Each line containing the word "this" needs to be copied.

** START OF Dataset content **

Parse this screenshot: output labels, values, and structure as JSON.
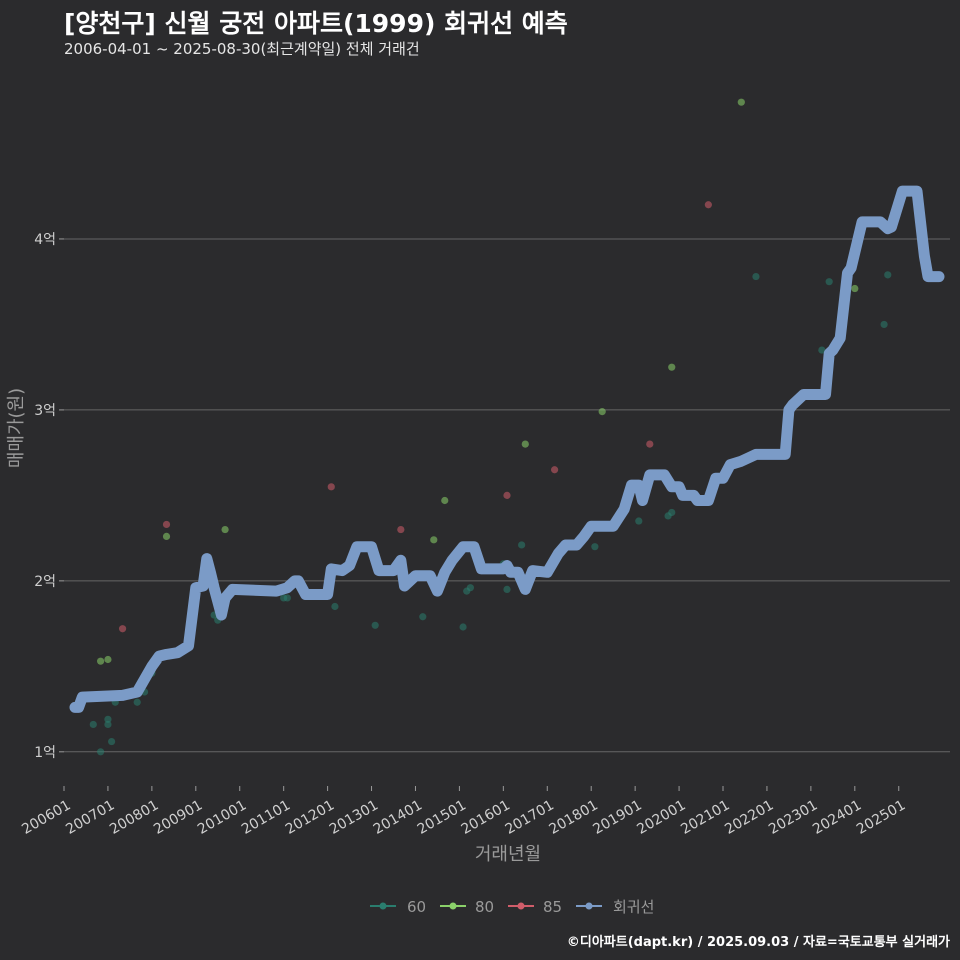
{
  "title": "[양천구] 신월 궁전 아파트(1999) 회귀선 예측",
  "subtitle": "2006-04-01 ~ 2025-08-30(최근계약일) 전체 거래건",
  "caption": "©디아파트(dapt.kr) / 2025.09.03 / 자료=국토교통부 실거래가",
  "chart_data": {
    "type": "scatter",
    "xlabel": "거래년월",
    "ylabel": "매매가(원)",
    "ylim": [
      0.8,
      5.0
    ],
    "xlim": [
      "2006-01",
      "2026-03"
    ],
    "y_ticks": [
      {
        "value": 1,
        "label": "1억"
      },
      {
        "value": 2,
        "label": "2억"
      },
      {
        "value": 3,
        "label": "3억"
      },
      {
        "value": 4,
        "label": "4억"
      }
    ],
    "x_ticks": [
      "200601",
      "200701",
      "200801",
      "200901",
      "201001",
      "201101",
      "201201",
      "201301",
      "201401",
      "201501",
      "201601",
      "201701",
      "201801",
      "201901",
      "202001",
      "202101",
      "202201",
      "202301",
      "202401",
      "202501"
    ],
    "grid": "horizontal",
    "legend_position": "bottom",
    "colors": {
      "60": "#2a7d6e",
      "80": "#8bd16a",
      "85": "#d05d6a",
      "회귀선": "#7b9bc7"
    },
    "series": [
      {
        "name": "60",
        "points": [
          [
            "2006-09",
            1.16
          ],
          [
            "2006-11",
            1.0
          ],
          [
            "2007-01",
            1.16
          ],
          [
            "2007-01",
            1.19
          ],
          [
            "2007-02",
            1.06
          ],
          [
            "2007-03",
            1.29
          ],
          [
            "2007-09",
            1.29
          ],
          [
            "2007-09",
            1.34
          ],
          [
            "2007-10",
            1.41
          ],
          [
            "2007-10",
            1.37
          ],
          [
            "2007-11",
            1.35
          ],
          [
            "2008-01",
            1.46
          ],
          [
            "2009-06",
            1.8
          ],
          [
            "2009-07",
            1.77
          ],
          [
            "2011-01",
            1.9
          ],
          [
            "2011-02",
            1.9
          ],
          [
            "2012-03",
            1.85
          ],
          [
            "2013-02",
            1.74
          ],
          [
            "2014-03",
            1.79
          ],
          [
            "2015-02",
            1.73
          ],
          [
            "2015-03",
            1.94
          ],
          [
            "2015-04",
            1.96
          ],
          [
            "2016-01",
            2.06
          ],
          [
            "2016-01",
            2.1
          ],
          [
            "2016-02",
            1.95
          ],
          [
            "2016-06",
            2.21
          ],
          [
            "2018-02",
            2.2
          ],
          [
            "2018-07",
            2.33
          ],
          [
            "2019-02",
            2.35
          ],
          [
            "2019-10",
            2.38
          ],
          [
            "2019-11",
            2.4
          ],
          [
            "2020-03",
            2.5
          ],
          [
            "2021-10",
            3.78
          ],
          [
            "2023-04",
            3.35
          ],
          [
            "2023-06",
            3.75
          ],
          [
            "2024-09",
            3.5
          ],
          [
            "2024-10",
            3.79
          ]
        ]
      },
      {
        "name": "80",
        "points": [
          [
            "2006-11",
            1.53
          ],
          [
            "2007-01",
            1.54
          ],
          [
            "2007-10",
            1.37
          ],
          [
            "2008-05",
            2.26
          ],
          [
            "2009-09",
            2.3
          ],
          [
            "2014-06",
            2.24
          ],
          [
            "2014-09",
            2.47
          ],
          [
            "2016-07",
            2.8
          ],
          [
            "2018-04",
            2.99
          ],
          [
            "2019-11",
            3.25
          ],
          [
            "2021-06",
            4.8
          ],
          [
            "2024-01",
            3.71
          ]
        ]
      },
      {
        "name": "85",
        "points": [
          [
            "2007-05",
            1.72
          ],
          [
            "2008-05",
            2.33
          ],
          [
            "2012-02",
            2.55
          ],
          [
            "2013-09",
            2.3
          ],
          [
            "2016-02",
            2.5
          ],
          [
            "2017-03",
            2.65
          ],
          [
            "2019-05",
            2.8
          ],
          [
            "2020-09",
            4.2
          ]
        ]
      }
    ],
    "regression": {
      "name": "회귀선",
      "segments": [
        [
          [
            "2006-04",
            1.26
          ],
          [
            "2006-05",
            1.26
          ],
          [
            "2006-06",
            1.32
          ],
          [
            "2007-05",
            1.33
          ],
          [
            "2007-09",
            1.35
          ],
          [
            "2008-01",
            1.5
          ],
          [
            "2008-03",
            1.56
          ],
          [
            "2008-05",
            1.57
          ],
          [
            "2008-08",
            1.58
          ],
          [
            "2008-11",
            1.62
          ],
          [
            "2009-01",
            1.96
          ],
          [
            "2009-03",
            1.97
          ],
          [
            "2009-04",
            2.13
          ],
          [
            "2009-05",
            2.05
          ],
          [
            "2009-06",
            1.96
          ],
          [
            "2009-08",
            1.8
          ],
          [
            "2009-09",
            1.9
          ],
          [
            "2009-11",
            1.95
          ],
          [
            "2010-11",
            1.94
          ],
          [
            "2011-02",
            1.96
          ],
          [
            "2011-04",
            2.0
          ],
          [
            "2011-05",
            2.0
          ],
          [
            "2011-07",
            1.92
          ],
          [
            "2012-01",
            1.92
          ],
          [
            "2012-02",
            2.07
          ],
          [
            "2012-05",
            2.06
          ],
          [
            "2012-07",
            2.09
          ],
          [
            "2012-09",
            2.2
          ],
          [
            "2013-01",
            2.2
          ],
          [
            "2013-03",
            2.06
          ],
          [
            "2013-07",
            2.06
          ],
          [
            "2013-09",
            2.12
          ],
          [
            "2013-10",
            1.97
          ],
          [
            "2014-01",
            2.03
          ],
          [
            "2014-05",
            2.03
          ],
          [
            "2014-07",
            1.94
          ],
          [
            "2014-09",
            2.05
          ],
          [
            "2014-11",
            2.12
          ],
          [
            "2015-02",
            2.2
          ],
          [
            "2015-05",
            2.2
          ],
          [
            "2015-07",
            2.07
          ],
          [
            "2016-01",
            2.07
          ],
          [
            "2016-02",
            2.09
          ],
          [
            "2016-03",
            2.05
          ],
          [
            "2016-05",
            2.05
          ],
          [
            "2016-07",
            1.95
          ],
          [
            "2016-09",
            2.06
          ],
          [
            "2017-01",
            2.05
          ],
          [
            "2017-04",
            2.16
          ],
          [
            "2017-06",
            2.21
          ],
          [
            "2017-09",
            2.21
          ],
          [
            "2017-11",
            2.26
          ],
          [
            "2018-01",
            2.32
          ],
          [
            "2018-07",
            2.32
          ],
          [
            "2018-10",
            2.42
          ],
          [
            "2018-12",
            2.56
          ],
          [
            "2019-02",
            2.56
          ],
          [
            "2019-03",
            2.47
          ],
          [
            "2019-05",
            2.62
          ],
          [
            "2019-09",
            2.62
          ],
          [
            "2019-11",
            2.55
          ],
          [
            "2020-01",
            2.55
          ],
          [
            "2020-02",
            2.5
          ],
          [
            "2020-05",
            2.5
          ],
          [
            "2020-06",
            2.47
          ],
          [
            "2020-09",
            2.47
          ],
          [
            "2020-11",
            2.6
          ],
          [
            "2021-01",
            2.6
          ],
          [
            "2021-03",
            2.68
          ],
          [
            "2021-06",
            2.7
          ],
          [
            "2021-08",
            2.72
          ],
          [
            "2021-10",
            2.74
          ],
          [
            "2022-06",
            2.74
          ],
          [
            "2022-07",
            3.0
          ],
          [
            "2022-08",
            3.03
          ],
          [
            "2022-11",
            3.09
          ],
          [
            "2023-05",
            3.09
          ],
          [
            "2023-06",
            3.33
          ],
          [
            "2023-07",
            3.35
          ],
          [
            "2023-09",
            3.42
          ],
          [
            "2023-11",
            3.8
          ],
          [
            "2023-12",
            3.83
          ],
          [
            "2024-03",
            4.1
          ],
          [
            "2024-08",
            4.1
          ],
          [
            "2024-10",
            4.06
          ],
          [
            "2024-11",
            4.07
          ],
          [
            "2025-02",
            4.28
          ],
          [
            "2025-06",
            4.28
          ],
          [
            "2025-08",
            3.9
          ],
          [
            "2025-09",
            3.78
          ],
          [
            "2025-12",
            3.78
          ]
        ]
      ]
    }
  },
  "legend": [
    {
      "label": "60",
      "color": "#2a7d6e"
    },
    {
      "label": "80",
      "color": "#8bd16a"
    },
    {
      "label": "85",
      "color": "#d05d6a"
    },
    {
      "label": "회귀선",
      "color": "#7b9bc7"
    }
  ]
}
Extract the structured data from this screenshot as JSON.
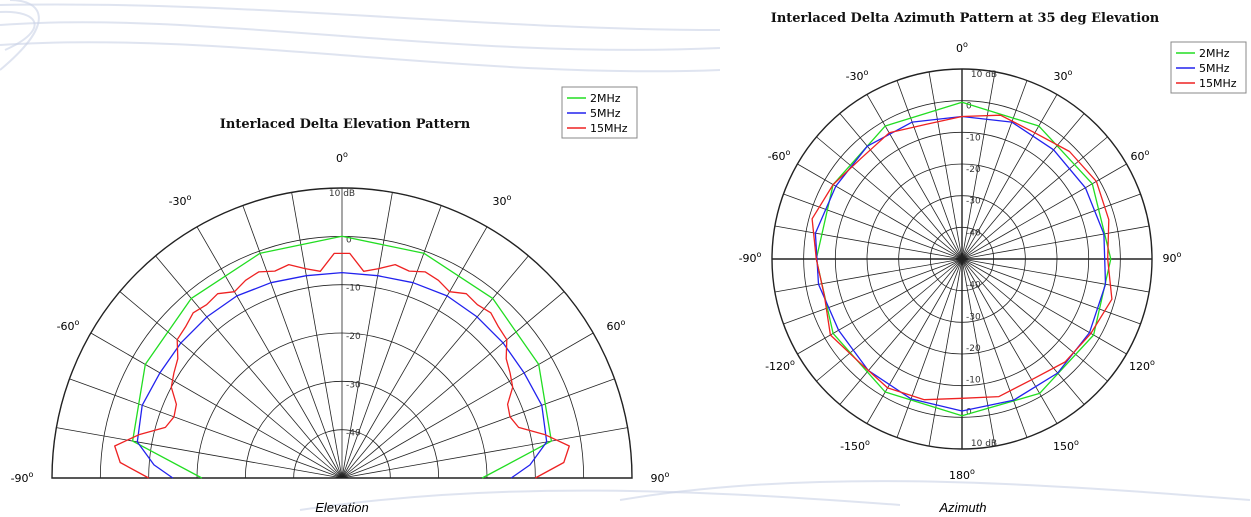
{
  "captions": {
    "left": "Elevation",
    "right": "Azimuth"
  },
  "colors": {
    "2MHz": "#22dd22",
    "5MHz": "#2222ee",
    "15MHz": "#ee2222",
    "grid": "#222222",
    "watermark": "#c9d2e6"
  },
  "chart_data": [
    {
      "type": "polar-line",
      "title": "Interlaced Delta Elevation Pattern",
      "angle_range_deg": [
        -90,
        90
      ],
      "angle_labels": [
        "-90",
        "-60",
        "-30",
        "0",
        "30",
        "60",
        "90"
      ],
      "radial_unit": "dB",
      "radial_range": [
        -50,
        10
      ],
      "radial_ticks": [
        "10 dB",
        "0",
        "-10",
        "-20",
        "-30",
        "-40"
      ],
      "legend": [
        "2MHz",
        "5MHz",
        "15MHz"
      ],
      "series": [
        {
          "name": "2MHz",
          "angles": [
            -90,
            -80,
            -60,
            -40,
            -20,
            0,
            20,
            40,
            60,
            80,
            90
          ],
          "values": [
            -21,
            -6,
            -3,
            -1.5,
            -0.5,
            0,
            -0.5,
            -1.5,
            -3,
            -6,
            -21
          ]
        },
        {
          "name": "5MHz",
          "angles": [
            -90,
            -86,
            -80,
            -70,
            -60,
            -50,
            -40,
            -30,
            -20,
            -10,
            0,
            10,
            20,
            30,
            40,
            50,
            60,
            70,
            80,
            86,
            90
          ],
          "values": [
            -15,
            -11,
            -7,
            -6,
            -6.5,
            -6.5,
            -6.5,
            -6.5,
            -7,
            -7.5,
            -7.5,
            -7.5,
            -7,
            -6.5,
            -6.5,
            -6.5,
            -6.5,
            -6,
            -7,
            -11,
            -15
          ]
        },
        {
          "name": "15MHz",
          "angles": [
            -90,
            -86,
            -82,
            -78,
            -74,
            -70,
            -66,
            -62,
            -58,
            -54,
            -50,
            -46,
            -42,
            -38,
            -34,
            -30,
            -26,
            -22,
            -18,
            -14,
            -10,
            -6,
            -2,
            2,
            6,
            10,
            14,
            18,
            22,
            26,
            30,
            34,
            38,
            42,
            46,
            50,
            54,
            58,
            62,
            66,
            70,
            74,
            78,
            82,
            86,
            90
          ],
          "values": [
            -10,
            -4,
            -2.5,
            -7,
            -12,
            -13,
            -12.5,
            -10,
            -9,
            -8,
            -5.5,
            -5,
            -4,
            -4.5,
            -4,
            -5.5,
            -4.5,
            -4,
            -5,
            -4.5,
            -6,
            -7,
            -3.5,
            -3.5,
            -7,
            -6,
            -4.5,
            -5,
            -4,
            -4.5,
            -5.5,
            -4,
            -4.5,
            -4,
            -5,
            -5.5,
            -8,
            -9,
            -10,
            -12.5,
            -13,
            -12,
            -7,
            -2.5,
            -4,
            -10
          ]
        }
      ]
    },
    {
      "type": "polar-line",
      "title": "Interlaced Delta Azimuth Pattern at 35 deg Elevation",
      "angle_range_deg": [
        -180,
        180
      ],
      "angle_labels": [
        "0",
        "30",
        "60",
        "90",
        "120",
        "150",
        "180",
        "-150",
        "-120",
        "-90",
        "-60",
        "-30"
      ],
      "radial_unit": "dB",
      "radial_range": [
        -50,
        10
      ],
      "radial_ticks": [
        "10 dB",
        "0",
        "-10",
        "-20",
        "-30",
        "-40"
      ],
      "legend": [
        "2MHz",
        "5MHz",
        "15MHz"
      ],
      "series": [
        {
          "name": "2MHz",
          "angles": [
            0,
            30,
            60,
            90,
            120,
            150,
            180,
            -150,
            -120,
            -90,
            -60,
            -30,
            0
          ],
          "values": [
            -0.5,
            -1.5,
            -2.5,
            -3,
            -2,
            -1,
            -0.5,
            -1.5,
            -3,
            -4,
            -3,
            -1.5,
            -0.5
          ]
        },
        {
          "name": "5MHz",
          "angles": [
            0,
            20,
            40,
            60,
            80,
            100,
            120,
            140,
            160,
            180,
            -160,
            -140,
            -120,
            -100,
            -80,
            -60,
            -40,
            -20,
            0
          ],
          "values": [
            -5,
            -4,
            -5,
            -5,
            -4.5,
            -4,
            -3.5,
            -3,
            -2.5,
            -2,
            -3,
            -4,
            -5,
            -4,
            -3,
            -4,
            -3.5,
            -4,
            -5
          ]
        },
        {
          "name": "15MHz",
          "angles": [
            0,
            15,
            30,
            45,
            60,
            75,
            90,
            105,
            120,
            135,
            150,
            165,
            180,
            -165,
            -150,
            -135,
            -120,
            -105,
            -90,
            -75,
            -60,
            -45,
            -30,
            -15,
            0
          ],
          "values": [
            -5,
            -3,
            -4,
            -2,
            -1,
            -2,
            -4,
            -1,
            -3,
            -4,
            -6,
            -5,
            -6,
            -4,
            -3,
            -4,
            -2,
            -5,
            -4,
            -1,
            -3,
            -5,
            -4,
            -6,
            -5
          ]
        }
      ]
    }
  ]
}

** END OF Dataset content **

* [Finished task]:
Parse this screenshot: output labels, values, and structure as JSON.
Extract the structured data from this screenshot as JSON.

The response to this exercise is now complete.